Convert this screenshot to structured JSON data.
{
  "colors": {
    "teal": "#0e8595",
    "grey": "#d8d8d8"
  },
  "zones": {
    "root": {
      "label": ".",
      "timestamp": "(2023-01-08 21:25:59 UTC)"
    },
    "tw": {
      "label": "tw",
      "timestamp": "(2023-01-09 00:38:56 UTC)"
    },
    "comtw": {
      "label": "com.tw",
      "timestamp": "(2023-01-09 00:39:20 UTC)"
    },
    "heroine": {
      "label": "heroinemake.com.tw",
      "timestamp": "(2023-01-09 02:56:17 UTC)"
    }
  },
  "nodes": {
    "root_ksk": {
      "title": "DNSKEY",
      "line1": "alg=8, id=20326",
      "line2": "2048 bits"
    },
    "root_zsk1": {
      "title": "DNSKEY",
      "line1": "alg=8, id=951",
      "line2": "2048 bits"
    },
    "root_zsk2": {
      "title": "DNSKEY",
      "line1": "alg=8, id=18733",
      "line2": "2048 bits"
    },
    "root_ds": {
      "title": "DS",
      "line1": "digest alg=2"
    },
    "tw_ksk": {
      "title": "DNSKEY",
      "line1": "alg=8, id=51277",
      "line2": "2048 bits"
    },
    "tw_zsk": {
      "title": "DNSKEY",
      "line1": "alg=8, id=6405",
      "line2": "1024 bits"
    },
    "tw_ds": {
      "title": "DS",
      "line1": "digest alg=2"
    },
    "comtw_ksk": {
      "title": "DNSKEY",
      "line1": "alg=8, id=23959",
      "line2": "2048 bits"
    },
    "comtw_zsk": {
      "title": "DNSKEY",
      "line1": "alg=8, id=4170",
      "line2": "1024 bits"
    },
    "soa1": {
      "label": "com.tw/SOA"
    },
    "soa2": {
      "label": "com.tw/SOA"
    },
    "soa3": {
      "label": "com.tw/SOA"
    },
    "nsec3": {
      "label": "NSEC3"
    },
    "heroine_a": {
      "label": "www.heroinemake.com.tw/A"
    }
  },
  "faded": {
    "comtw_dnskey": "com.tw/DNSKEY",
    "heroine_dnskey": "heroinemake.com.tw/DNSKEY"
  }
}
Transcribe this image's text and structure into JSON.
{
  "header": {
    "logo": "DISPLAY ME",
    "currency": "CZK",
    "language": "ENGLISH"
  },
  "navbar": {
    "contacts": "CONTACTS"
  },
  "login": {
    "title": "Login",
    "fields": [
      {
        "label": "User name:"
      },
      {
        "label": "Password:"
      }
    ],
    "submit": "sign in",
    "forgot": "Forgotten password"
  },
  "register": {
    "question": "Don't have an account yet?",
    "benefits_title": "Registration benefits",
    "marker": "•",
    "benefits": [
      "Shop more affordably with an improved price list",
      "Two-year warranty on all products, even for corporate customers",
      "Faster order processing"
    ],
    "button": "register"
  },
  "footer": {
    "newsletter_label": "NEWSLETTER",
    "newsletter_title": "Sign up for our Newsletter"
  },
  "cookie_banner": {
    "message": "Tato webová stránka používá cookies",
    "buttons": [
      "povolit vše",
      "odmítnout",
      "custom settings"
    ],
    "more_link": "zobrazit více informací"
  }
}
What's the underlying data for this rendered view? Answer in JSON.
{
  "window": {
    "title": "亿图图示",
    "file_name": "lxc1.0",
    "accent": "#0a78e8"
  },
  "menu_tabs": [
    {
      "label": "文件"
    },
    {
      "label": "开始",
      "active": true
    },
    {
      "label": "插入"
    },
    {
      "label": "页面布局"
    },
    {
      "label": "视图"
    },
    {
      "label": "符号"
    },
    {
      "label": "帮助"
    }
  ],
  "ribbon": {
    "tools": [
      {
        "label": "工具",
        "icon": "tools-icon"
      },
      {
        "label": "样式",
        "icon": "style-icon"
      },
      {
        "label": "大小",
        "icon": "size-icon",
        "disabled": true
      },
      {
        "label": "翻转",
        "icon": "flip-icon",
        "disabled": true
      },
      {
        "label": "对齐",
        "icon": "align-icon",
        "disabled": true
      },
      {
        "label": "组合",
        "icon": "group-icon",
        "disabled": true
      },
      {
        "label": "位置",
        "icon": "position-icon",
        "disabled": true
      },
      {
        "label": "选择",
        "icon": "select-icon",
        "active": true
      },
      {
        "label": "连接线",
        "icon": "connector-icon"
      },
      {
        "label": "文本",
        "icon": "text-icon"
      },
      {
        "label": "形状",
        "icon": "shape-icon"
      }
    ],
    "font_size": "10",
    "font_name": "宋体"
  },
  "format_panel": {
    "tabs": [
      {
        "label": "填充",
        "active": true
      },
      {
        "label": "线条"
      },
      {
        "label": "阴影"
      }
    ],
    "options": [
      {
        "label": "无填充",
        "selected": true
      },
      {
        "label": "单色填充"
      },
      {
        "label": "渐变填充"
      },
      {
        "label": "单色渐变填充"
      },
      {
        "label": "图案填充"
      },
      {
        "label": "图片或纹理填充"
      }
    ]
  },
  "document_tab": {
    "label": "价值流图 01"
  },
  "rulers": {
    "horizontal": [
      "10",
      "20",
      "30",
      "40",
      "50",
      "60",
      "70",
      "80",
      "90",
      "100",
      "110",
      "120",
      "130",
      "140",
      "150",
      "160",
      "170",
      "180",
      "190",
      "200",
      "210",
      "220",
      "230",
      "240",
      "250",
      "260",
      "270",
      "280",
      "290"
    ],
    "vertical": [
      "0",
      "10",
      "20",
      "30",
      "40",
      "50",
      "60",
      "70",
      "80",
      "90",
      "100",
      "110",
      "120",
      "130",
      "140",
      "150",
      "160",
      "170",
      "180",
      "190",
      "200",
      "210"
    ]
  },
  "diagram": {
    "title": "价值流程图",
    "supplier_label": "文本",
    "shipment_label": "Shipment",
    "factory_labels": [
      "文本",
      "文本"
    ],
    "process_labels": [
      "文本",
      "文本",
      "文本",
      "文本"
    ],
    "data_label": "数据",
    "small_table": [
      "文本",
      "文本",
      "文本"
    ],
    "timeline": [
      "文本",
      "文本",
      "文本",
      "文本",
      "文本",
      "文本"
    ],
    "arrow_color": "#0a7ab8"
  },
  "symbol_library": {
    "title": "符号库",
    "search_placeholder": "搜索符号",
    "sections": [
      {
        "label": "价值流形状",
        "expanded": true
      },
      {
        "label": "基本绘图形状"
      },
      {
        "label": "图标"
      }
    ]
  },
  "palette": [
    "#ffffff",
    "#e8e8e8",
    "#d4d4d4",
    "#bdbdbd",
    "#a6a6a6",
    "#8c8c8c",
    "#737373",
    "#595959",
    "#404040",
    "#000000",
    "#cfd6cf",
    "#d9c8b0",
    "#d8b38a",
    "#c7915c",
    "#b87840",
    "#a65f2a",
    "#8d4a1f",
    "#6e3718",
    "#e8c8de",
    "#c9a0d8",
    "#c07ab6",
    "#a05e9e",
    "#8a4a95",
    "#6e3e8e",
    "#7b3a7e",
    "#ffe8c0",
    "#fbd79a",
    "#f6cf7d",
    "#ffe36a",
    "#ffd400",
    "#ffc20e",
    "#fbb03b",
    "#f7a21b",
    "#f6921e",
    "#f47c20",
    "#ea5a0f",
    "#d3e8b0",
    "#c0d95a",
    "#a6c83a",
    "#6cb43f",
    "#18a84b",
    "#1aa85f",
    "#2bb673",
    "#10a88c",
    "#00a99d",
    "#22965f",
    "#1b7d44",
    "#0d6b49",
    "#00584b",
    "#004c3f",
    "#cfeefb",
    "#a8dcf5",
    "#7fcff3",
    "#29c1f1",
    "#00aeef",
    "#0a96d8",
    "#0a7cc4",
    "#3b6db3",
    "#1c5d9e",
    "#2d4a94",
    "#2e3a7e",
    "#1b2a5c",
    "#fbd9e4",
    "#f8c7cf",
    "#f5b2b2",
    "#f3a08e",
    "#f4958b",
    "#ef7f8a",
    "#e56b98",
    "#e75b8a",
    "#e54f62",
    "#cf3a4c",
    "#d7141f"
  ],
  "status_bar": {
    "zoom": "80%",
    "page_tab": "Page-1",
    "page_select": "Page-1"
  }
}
============
> _EXERCISE INSTRUCTIONS_: Go through the records and copy each line with "heroinemake" in it.

> _TASK SOLUTION_:
      "label": "heroinemake.com.tw",
      "label": "www.heroinemake.com.tw/A"
    "heroine_dnskey": "heroinemake.com.tw/DNSKEY"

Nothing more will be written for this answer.